# Start of Extracted material
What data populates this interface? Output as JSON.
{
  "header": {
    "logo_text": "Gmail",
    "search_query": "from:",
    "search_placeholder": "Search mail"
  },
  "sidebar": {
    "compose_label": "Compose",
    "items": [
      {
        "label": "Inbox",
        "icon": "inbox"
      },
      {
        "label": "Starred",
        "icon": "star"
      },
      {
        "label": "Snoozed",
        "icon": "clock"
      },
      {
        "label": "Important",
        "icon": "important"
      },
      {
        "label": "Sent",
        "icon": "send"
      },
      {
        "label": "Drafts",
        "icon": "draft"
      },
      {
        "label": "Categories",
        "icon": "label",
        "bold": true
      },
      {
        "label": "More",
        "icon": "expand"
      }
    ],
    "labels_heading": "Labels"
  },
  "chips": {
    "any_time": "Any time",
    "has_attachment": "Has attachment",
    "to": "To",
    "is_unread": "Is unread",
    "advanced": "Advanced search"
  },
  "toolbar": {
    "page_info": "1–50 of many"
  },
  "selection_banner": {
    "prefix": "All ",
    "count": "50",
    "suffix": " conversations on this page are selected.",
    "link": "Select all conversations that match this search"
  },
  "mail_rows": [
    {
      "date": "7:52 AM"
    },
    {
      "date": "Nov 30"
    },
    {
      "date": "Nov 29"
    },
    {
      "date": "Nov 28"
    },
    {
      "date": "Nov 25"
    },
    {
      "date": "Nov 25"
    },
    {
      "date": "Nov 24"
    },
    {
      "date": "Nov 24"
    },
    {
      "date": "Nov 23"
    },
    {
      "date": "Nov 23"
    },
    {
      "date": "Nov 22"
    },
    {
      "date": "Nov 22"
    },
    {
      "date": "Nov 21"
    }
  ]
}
# End of Extracted material
▶ [What is being asked] Only lines with "this" are wanted here; list each of them.

▶ [Reply to the exercise]
What data populates this interface? Output as JSON.
    "suffix": " conversations on this page are selected.",
    "link": "Select all conversations that match this search"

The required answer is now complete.